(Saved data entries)
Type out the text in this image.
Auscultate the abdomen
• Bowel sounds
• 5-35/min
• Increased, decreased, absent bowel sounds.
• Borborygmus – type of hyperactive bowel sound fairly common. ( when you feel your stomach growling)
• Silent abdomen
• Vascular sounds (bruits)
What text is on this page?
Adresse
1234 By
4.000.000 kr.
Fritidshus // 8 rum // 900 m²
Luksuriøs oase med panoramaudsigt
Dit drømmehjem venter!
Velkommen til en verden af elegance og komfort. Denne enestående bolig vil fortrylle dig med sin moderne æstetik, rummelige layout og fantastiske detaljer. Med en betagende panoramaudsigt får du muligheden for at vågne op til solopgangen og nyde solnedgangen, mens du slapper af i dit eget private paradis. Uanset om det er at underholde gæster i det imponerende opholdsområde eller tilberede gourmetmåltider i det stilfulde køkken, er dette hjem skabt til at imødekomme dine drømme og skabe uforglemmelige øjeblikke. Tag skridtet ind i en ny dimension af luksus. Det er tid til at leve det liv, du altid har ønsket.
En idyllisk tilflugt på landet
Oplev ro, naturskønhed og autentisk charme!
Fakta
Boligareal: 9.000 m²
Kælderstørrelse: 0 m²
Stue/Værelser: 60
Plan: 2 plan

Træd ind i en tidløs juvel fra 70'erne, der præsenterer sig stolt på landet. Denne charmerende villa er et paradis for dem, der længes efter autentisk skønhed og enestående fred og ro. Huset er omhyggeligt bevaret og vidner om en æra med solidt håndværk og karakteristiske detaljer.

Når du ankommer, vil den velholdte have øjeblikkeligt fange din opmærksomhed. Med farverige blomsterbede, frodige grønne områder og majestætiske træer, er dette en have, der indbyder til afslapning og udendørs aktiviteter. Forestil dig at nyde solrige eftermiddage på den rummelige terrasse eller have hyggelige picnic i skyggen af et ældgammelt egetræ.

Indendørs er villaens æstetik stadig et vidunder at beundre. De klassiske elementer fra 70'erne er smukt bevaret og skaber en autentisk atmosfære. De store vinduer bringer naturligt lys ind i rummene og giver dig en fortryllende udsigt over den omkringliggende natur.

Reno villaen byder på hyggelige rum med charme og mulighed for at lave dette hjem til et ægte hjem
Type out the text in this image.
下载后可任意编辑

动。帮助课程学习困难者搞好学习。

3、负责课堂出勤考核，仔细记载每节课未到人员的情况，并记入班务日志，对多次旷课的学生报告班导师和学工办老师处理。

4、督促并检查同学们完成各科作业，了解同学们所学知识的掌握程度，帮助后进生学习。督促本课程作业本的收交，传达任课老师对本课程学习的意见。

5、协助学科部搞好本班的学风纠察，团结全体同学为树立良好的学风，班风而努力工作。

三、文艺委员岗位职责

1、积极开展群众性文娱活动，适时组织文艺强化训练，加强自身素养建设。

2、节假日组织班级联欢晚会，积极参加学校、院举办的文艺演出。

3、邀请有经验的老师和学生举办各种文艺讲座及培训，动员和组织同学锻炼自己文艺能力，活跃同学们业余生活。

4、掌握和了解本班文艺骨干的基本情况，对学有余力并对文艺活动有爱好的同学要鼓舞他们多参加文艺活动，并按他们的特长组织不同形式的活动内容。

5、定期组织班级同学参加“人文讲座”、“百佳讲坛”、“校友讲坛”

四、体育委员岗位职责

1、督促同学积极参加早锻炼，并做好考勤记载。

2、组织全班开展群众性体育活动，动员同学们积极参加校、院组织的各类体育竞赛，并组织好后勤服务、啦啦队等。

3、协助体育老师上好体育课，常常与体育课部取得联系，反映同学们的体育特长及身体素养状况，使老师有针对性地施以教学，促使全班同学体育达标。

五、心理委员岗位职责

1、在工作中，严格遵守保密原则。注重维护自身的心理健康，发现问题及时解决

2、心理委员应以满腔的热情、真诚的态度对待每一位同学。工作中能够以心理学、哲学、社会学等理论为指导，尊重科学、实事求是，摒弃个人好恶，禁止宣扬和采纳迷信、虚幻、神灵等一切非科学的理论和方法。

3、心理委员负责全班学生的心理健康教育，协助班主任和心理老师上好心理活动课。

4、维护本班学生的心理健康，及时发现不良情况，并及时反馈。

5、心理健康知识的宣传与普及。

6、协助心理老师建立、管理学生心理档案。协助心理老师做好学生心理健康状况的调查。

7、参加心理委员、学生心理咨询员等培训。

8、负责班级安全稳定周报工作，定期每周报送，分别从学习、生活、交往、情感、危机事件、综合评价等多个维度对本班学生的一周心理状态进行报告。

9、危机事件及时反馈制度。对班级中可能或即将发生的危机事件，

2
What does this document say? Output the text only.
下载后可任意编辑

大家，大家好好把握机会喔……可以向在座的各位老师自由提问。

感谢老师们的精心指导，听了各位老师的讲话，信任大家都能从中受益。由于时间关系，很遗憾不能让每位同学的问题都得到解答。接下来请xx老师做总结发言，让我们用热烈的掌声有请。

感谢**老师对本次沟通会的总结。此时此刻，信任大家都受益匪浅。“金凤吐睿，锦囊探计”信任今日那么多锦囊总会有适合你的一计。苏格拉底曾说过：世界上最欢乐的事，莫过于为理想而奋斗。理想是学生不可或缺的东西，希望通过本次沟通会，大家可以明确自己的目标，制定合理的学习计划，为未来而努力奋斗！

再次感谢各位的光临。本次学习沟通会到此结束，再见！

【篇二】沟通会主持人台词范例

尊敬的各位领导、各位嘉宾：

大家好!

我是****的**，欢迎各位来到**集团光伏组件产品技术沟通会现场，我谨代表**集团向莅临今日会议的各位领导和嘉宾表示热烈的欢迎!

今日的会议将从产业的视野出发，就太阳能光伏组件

- Requirements
Reproduce the entries above exactly.

- Solution below
Type out the text in this image.
Auscultate the abdomen
• Bowel sounds
• 5-35/min
• Increased, decreased, absent bowel sounds.
• Borborygmus – type of hyperactive bowel sound fairly common. ( when you feel your stomach growling)
• Silent abdomen
• Vascular sounds (bruits)
What text is on this page?
Adresse
1234 By
4.000.000 kr.
Fritidshus // 8 rum // 900 m²
Luksuriøs oase med panoramaudsigt
Dit drømmehjem venter!
Velkommen til en verden af elegance og komfort. Denne enestående bolig vil fortrylle dig med sin moderne æstetik, rummelige layout og fantastiske detaljer. Med en betagende panoramaudsigt får du muligheden for at vågne op til solopgangen og nyde solnedgangen, mens du slapper af i dit eget private paradis. Uanset om det er at underholde gæster i det imponerende opholdsområde eller tilberede gourmetmåltider i det stilfulde køkken, er dette hjem skabt til at imødekomme dine drømme og skabe uforglemmelige øjeblikke. Tag skridtet ind i en ny dimension af luksus. Det er tid til at leve det liv, du altid har ønsket.
En idyllisk tilflugt på landet
Oplev ro, naturskønhed og autentisk charme!
Fakta
Boligareal: 9.000 m²
Kælderstørrelse: 0 m²
Stue/Værelser: 60
Plan: 2 plan

Træd ind i en tidløs juvel fra 70'erne, der præsenterer sig stolt på landet. Denne charmerende villa er et paradis for dem, der længes efter autentisk skønhed og enestående fred og ro. Huset er omhyggeligt bevaret og vidner om en æra med solidt håndværk og karakteristiske detaljer.

Når du ankommer, vil den velholdte have øjeblikkeligt fange din opmærksomhed. Med farverige blomsterbede, frodige grønne områder og majestætiske træer, er dette en have, der indbyder til afslapning og udendørs aktiviteter. Forestil dig at nyde solrige eftermiddage på den rummelige terrasse eller have hyggelige picnic i skyggen af et ældgammelt egetræ.

Indendørs er villaens æstetik stadig et vidunder at beundre. De klassiske elementer fra 70'erne er smukt bevaret og skaber en autentisk atmosfære. De store vinduer bringer naturligt lys ind i rummene og giver dig en fortryllende udsigt over den omkringliggende natur.

Reno villaen byder på hyggelige rum med charme og mulighed for at lave dette hjem til et ægte hjem
Type out the text in this image.
下载后可任意编辑

动。帮助课程学习困难者搞好学习。

3、负责课堂出勤考核，仔细记载每节课未到人员的情况，并记入班务日志，对多次旷课的学生报告班导师和学工办老师处理。

4、督促并检查同学们完成各科作业，了解同学们所学知识的掌握程度，帮助后进生学习。督促本课程作业本的收交，传达任课老师对本课程学习的意见。

5、协助学科部搞好本班的学风纠察，团结全体同学为树立良好的学风，班风而努力工作。

三、文艺委员岗位职责

1、积极开展群众性文娱活动，适时组织文艺强化训练，加强自身素养建设。

2、节假日组织班级联欢晚会，积极参加学校、院举办的文艺演出。

3、邀请有经验的老师和学生举办各种文艺讲座及培训，动员和组织同学锻炼自己文艺能力，活跃同学们业余生活。

4、掌握和了解本班文艺骨干的基本情况，对学有余力并对文艺活动有爱好的同学要鼓舞他们多参加文艺活动，并按他们的特长组织不同形式的活动内容。

5、定期组织班级同学参加“人文讲座”、“百佳讲坛”、“校友讲坛”

四、体育委员岗位职责

1、督促同学积极参加早锻炼，并做好考勤记载。

2、组织全班开展群众性体育活动，动员同学们积极参加校、院组织的各类体育竞赛，并组织好后勤服务、啦啦队等。

3、协助体育老师上好体育课，常常与体育课部取得联系，反映同学们的体育特长及身体素养状况，使老师有针对性地施以教学，促使全班同学体育达标。

五、心理委员岗位职责

1、在工作中，严格遵守保密原则。注重维护自身的心理健康，发现问题及时解决

2、心理委员应以满腔的热情、真诚的态度对待每一位同学。工作中能够以心理学、哲学、社会学等理论为指导，尊重科学、实事求是，摒弃个人好恶，禁止宣扬和采纳迷信、虚幻、神灵等一切非科学的理论和方法。

3、心理委员负责全班学生的心理健康教育，协助班主任和心理老师上好心理活动课。

4、维护本班学生的心理健康，及时发现不良情况，并及时反馈。

5、心理健康知识的宣传与普及。

6、协助心理老师建立、管理学生心理档案。协助心理老师做好学生心理健康状况的调查。

7、参加心理委员、学生心理咨询员等培训。

8、负责班级安全稳定周报工作，定期每周报送，分别从学习、生活、交往、情感、危机事件、综合评价等多个维度对本班学生的一周心理状态进行报告。

9、危机事件及时反馈制度。对班级中可能或即将发生的危机事件，

2
What does this document say? Output the text only.
下载后可任意编辑

大家，大家好好把握机会喔……可以向在座的各位老师自由提问。

感谢老师们的精心指导，听了各位老师的讲话，信任大家都能从中受益。由于时间关系，很遗憾不能让每位同学的问题都得到解答。接下来请xx老师做总结发言，让我们用热烈的掌声有请。

感谢**老师对本次沟通会的总结。此时此刻，信任大家都受益匪浅。“金凤吐睿，锦囊探计”信任今日那么多锦囊总会有适合你的一计。苏格拉底曾说过：世界上最欢乐的事，莫过于为理想而奋斗。理想是学生不可或缺的东西，希望通过本次沟通会，大家可以明确自己的目标，制定合理的学习计划，为未来而努力奋斗！

再次感谢各位的光临。本次学习沟通会到此结束，再见！

【篇二】沟通会主持人台词范例

尊敬的各位领导、各位嘉宾：

大家好!

我是****的**，欢迎各位来到**集团光伏组件产品技术沟通会现场，我谨代表**集团向莅临今日会议的各位领导和嘉宾表示热烈的欢迎!

今日的会议将从产业的视野出发，就太阳能光伏组件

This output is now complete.